[start Data section]
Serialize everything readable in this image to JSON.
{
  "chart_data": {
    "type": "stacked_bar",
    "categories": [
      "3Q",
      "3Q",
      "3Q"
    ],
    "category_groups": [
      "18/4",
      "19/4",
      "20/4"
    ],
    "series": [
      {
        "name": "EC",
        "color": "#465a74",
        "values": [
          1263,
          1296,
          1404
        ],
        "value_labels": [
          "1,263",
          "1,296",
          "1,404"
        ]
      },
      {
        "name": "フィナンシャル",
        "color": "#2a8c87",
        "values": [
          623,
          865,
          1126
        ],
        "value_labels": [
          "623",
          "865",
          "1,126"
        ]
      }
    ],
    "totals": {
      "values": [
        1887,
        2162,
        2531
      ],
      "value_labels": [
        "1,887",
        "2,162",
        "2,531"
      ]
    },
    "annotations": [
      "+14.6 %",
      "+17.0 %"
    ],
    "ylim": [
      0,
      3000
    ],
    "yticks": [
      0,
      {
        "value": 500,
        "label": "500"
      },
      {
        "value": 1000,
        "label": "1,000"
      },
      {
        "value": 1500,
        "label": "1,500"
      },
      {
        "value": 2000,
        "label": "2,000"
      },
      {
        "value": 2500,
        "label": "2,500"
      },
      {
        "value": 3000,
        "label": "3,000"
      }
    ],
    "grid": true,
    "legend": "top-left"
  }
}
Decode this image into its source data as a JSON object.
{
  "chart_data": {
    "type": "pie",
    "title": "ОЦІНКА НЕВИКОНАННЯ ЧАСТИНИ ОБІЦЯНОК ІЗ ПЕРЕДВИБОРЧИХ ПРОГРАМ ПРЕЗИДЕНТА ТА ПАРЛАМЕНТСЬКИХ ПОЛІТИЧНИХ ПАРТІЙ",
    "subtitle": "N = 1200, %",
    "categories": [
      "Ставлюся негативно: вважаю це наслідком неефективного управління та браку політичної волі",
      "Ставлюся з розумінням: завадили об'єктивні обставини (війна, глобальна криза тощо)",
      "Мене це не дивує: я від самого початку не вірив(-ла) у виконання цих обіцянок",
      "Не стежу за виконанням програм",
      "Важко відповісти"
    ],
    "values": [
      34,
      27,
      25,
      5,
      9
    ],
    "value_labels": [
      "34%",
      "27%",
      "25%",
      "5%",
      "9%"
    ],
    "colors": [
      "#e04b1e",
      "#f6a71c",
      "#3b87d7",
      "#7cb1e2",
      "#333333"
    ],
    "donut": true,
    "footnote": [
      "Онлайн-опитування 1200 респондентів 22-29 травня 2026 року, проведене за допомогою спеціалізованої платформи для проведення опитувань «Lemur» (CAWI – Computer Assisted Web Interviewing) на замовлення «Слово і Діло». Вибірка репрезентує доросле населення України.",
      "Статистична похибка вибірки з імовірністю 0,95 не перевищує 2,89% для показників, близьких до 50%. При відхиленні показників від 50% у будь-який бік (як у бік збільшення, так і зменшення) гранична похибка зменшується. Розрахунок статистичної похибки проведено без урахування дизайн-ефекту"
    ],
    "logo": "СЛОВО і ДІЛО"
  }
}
[end Data section]
Direction –
Every line holding "image" should be copied out.

Final answer –
Serialize everything readable in this image to JSON.
Decode this image into its source data as a JSON object.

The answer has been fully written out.